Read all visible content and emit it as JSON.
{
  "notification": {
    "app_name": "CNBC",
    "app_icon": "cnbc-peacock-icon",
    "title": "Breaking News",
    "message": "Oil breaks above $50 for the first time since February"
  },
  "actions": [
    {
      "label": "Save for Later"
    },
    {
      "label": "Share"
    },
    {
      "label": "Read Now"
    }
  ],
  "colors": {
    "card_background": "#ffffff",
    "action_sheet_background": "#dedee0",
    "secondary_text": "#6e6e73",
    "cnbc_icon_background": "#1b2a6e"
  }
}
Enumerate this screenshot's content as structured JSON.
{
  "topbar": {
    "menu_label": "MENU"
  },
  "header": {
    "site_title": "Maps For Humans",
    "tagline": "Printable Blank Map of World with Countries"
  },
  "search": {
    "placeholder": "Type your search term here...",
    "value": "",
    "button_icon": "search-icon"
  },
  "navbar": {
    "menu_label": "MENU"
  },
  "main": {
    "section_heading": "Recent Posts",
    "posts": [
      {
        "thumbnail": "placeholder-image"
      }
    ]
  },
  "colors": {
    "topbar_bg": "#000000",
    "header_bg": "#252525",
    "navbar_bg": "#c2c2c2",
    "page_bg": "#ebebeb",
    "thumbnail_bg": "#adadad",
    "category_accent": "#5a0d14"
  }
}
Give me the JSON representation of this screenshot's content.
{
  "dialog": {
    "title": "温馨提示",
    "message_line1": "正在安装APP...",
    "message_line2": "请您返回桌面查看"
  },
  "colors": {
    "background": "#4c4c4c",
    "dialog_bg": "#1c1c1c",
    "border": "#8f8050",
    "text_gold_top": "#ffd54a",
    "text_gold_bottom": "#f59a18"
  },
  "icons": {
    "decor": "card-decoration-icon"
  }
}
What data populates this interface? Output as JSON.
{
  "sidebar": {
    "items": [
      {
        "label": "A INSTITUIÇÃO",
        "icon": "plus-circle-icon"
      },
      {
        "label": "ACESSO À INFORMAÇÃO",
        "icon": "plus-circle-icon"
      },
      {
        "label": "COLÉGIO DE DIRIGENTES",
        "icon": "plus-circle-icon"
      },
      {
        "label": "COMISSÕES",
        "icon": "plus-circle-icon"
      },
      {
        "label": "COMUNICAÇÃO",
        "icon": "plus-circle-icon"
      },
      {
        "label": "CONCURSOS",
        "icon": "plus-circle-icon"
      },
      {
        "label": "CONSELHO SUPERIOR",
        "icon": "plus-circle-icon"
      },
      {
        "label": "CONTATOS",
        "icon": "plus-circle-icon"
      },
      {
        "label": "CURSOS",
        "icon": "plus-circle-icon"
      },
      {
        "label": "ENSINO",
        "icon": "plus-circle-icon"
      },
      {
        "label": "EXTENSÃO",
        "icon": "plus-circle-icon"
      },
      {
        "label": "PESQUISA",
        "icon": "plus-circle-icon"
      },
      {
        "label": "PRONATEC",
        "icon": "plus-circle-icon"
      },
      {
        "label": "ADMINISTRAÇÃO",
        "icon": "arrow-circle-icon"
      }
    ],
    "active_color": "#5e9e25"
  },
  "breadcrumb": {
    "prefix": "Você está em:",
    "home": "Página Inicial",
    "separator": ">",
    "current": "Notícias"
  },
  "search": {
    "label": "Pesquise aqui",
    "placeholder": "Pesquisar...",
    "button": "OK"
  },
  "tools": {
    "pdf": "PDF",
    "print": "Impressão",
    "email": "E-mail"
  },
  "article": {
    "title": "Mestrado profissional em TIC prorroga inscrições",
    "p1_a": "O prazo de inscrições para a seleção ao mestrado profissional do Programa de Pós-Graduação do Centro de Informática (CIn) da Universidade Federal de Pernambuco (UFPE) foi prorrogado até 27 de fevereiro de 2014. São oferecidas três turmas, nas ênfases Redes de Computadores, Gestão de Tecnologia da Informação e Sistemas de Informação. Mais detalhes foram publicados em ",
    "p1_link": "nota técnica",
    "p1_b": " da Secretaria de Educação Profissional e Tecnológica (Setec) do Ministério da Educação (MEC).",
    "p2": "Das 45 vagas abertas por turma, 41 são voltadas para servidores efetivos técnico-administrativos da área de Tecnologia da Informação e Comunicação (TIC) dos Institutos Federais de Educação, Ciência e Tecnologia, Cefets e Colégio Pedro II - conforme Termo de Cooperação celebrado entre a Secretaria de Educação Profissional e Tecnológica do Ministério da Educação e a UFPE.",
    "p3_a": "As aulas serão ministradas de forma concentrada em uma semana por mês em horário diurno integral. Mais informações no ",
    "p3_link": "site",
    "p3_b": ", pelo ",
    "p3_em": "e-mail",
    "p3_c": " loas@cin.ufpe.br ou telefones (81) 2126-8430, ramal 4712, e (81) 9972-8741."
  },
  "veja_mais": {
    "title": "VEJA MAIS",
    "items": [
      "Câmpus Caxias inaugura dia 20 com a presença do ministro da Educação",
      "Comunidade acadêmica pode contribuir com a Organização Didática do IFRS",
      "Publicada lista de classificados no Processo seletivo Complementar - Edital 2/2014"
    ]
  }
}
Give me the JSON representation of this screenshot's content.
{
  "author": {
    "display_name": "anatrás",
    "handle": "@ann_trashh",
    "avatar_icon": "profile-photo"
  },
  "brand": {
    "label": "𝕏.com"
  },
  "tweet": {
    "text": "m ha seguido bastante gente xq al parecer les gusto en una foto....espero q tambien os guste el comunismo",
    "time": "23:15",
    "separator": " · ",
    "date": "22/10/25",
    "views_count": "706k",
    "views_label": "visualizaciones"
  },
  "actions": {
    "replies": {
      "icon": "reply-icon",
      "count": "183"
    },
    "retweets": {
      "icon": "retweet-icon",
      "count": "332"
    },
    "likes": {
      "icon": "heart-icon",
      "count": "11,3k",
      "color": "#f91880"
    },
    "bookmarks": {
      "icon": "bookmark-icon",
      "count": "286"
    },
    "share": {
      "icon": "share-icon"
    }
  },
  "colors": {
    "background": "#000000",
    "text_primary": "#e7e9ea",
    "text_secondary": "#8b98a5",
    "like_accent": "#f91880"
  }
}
· · · · · · ·
Aim: Retype the whole listing above exactly.

Answer:
Read all visible content and emit it as JSON.
{
  "notification": {
    "app_name": "CNBC",
    "app_icon": "cnbc-peacock-icon",
    "title": "Breaking News",
    "message": "Oil breaks above $50 for the first time since February"
  },
  "actions": [
    {
      "label": "Save for Later"
    },
    {
      "label": "Share"
    },
    {
      "label": "Read Now"
    }
  ],
  "colors": {
    "card_background": "#ffffff",
    "action_sheet_background": "#dedee0",
    "secondary_text": "#6e6e73",
    "cnbc_icon_background": "#1b2a6e"
  }
}
Enumerate this screenshot's content as structured JSON.
{
  "topbar": {
    "menu_label": "MENU"
  },
  "header": {
    "site_title": "Maps For Humans",
    "tagline": "Printable Blank Map of World with Countries"
  },
  "search": {
    "placeholder": "Type your search term here...",
    "value": "",
    "button_icon": "search-icon"
  },
  "navbar": {
    "menu_label": "MENU"
  },
  "main": {
    "section_heading": "Recent Posts",
    "posts": [
      {
        "thumbnail": "placeholder-image"
      }
    ]
  },
  "colors": {
    "topbar_bg": "#000000",
    "header_bg": "#252525",
    "navbar_bg": "#c2c2c2",
    "page_bg": "#ebebeb",
    "thumbnail_bg": "#adadad",
    "category_accent": "#5a0d14"
  }
}
Give me the JSON representation of this screenshot's content.
{
  "dialog": {
    "title": "温馨提示",
    "message_line1": "正在安装APP...",
    "message_line2": "请您返回桌面查看"
  },
  "colors": {
    "background": "#4c4c4c",
    "dialog_bg": "#1c1c1c",
    "border": "#8f8050",
    "text_gold_top": "#ffd54a",
    "text_gold_bottom": "#f59a18"
  },
  "icons": {
    "decor": "card-decoration-icon"
  }
}
What data populates this interface? Output as JSON.
{
  "sidebar": {
    "items": [
      {
        "label": "A INSTITUIÇÃO",
        "icon": "plus-circle-icon"
      },
      {
        "label": "ACESSO À INFORMAÇÃO",
        "icon": "plus-circle-icon"
      },
      {
        "label": "COLÉGIO DE DIRIGENTES",
        "icon": "plus-circle-icon"
      },
      {
        "label": "COMISSÕES",
        "icon": "plus-circle-icon"
      },
      {
        "label": "COMUNICAÇÃO",
        "icon": "plus-circle-icon"
      },
      {
        "label": "CONCURSOS",
        "icon": "plus-circle-icon"
      },
      {
        "label": "CONSELHO SUPERIOR",
        "icon": "plus-circle-icon"
      },
      {
        "label": "CONTATOS",
        "icon": "plus-circle-icon"
      },
      {
        "label": "CURSOS",
        "icon": "plus-circle-icon"
      },
      {
        "label": "ENSINO",
        "icon": "plus-circle-icon"
      },
      {
        "label": "EXTENSÃO",
        "icon": "plus-circle-icon"
      },
      {
        "label": "PESQUISA",
        "icon": "plus-circle-icon"
      },
      {
        "label": "PRONATEC",
        "icon": "plus-circle-icon"
      },
      {
        "label": "ADMINISTRAÇÃO",
        "icon": "arrow-circle-icon"
      }
    ],
    "active_color": "#5e9e25"
  },
  "breadcrumb": {
    "prefix": "Você está em:",
    "home": "Página Inicial",
    "separator": ">",
    "current": "Notícias"
  },
  "search": {
    "label": "Pesquise aqui",
    "placeholder": "Pesquisar...",
    "button": "OK"
  },
  "tools": {
    "pdf": "PDF",
    "print": "Impressão",
    "email": "E-mail"
  },
  "article": {
    "title": "Mestrado profissional em TIC prorroga inscrições",
    "p1_a": "O prazo de inscrições para a seleção ao mestrado profissional do Programa de Pós-Graduação do Centro de Informática (CIn) da Universidade Federal de Pernambuco (UFPE) foi prorrogado até 27 de fevereiro de 2014. São oferecidas três turmas, nas ênfases Redes de Computadores, Gestão de Tecnologia da Informação e Sistemas de Informação. Mais detalhes foram publicados em ",
    "p1_link": "nota técnica",
    "p1_b": " da Secretaria de Educação Profissional e Tecnológica (Setec) do Ministério da Educação (MEC).",
    "p2": "Das 45 vagas abertas por turma, 41 são voltadas para servidores efetivos técnico-administrativos da área de Tecnologia da Informação e Comunicação (TIC) dos Institutos Federais de Educação, Ciência e Tecnologia, Cefets e Colégio Pedro II - conforme Termo de Cooperação celebrado entre a Secretaria de Educação Profissional e Tecnológica do Ministério da Educação e a UFPE.",
    "p3_a": "As aulas serão ministradas de forma concentrada em uma semana por mês em horário diurno integral. Mais informações no ",
    "p3_link": "site",
    "p3_b": ", pelo ",
    "p3_em": "e-mail",
    "p3_c": " loas@cin.ufpe.br ou telefones (81) 2126-8430, ramal 4712, e (81) 9972-8741."
  },
  "veja_mais": {
    "title": "VEJA MAIS",
    "items": [
      "Câmpus Caxias inaugura dia 20 com a presença do ministro da Educação",
      "Comunidade acadêmica pode contribuir com a Organização Didática do IFRS",
      "Publicada lista de classificados no Processo seletivo Complementar - Edital 2/2014"
    ]
  }
}
Give me the JSON representation of this screenshot's content.
{
  "author": {
    "display_name": "anatrás",
    "handle": "@ann_trashh",
    "avatar_icon": "profile-photo"
  },
  "brand": {
    "label": "𝕏.com"
  },
  "tweet": {
    "text": "m ha seguido bastante gente xq al parecer les gusto en una foto....espero q tambien os guste el comunismo",
    "time": "23:15",
    "separator": " · ",
    "date": "22/10/25",
    "views_count": "706k",
    "views_label": "visualizaciones"
  },
  "actions": {
    "replies": {
      "icon": "reply-icon",
      "count": "183"
    },
    "retweets": {
      "icon": "retweet-icon",
      "count": "332"
    },
    "likes": {
      "icon": "heart-icon",
      "count": "11,3k",
      "color": "#f91880"
    },
    "bookmarks": {
      "icon": "bookmark-icon",
      "count": "286"
    },
    "share": {
      "icon": "share-icon"
    }
  },
  "colors": {
    "background": "#000000",
    "text_primary": "#e7e9ea",
    "text_secondary": "#8b98a5",
    "like_accent": "#f91880"
  }
}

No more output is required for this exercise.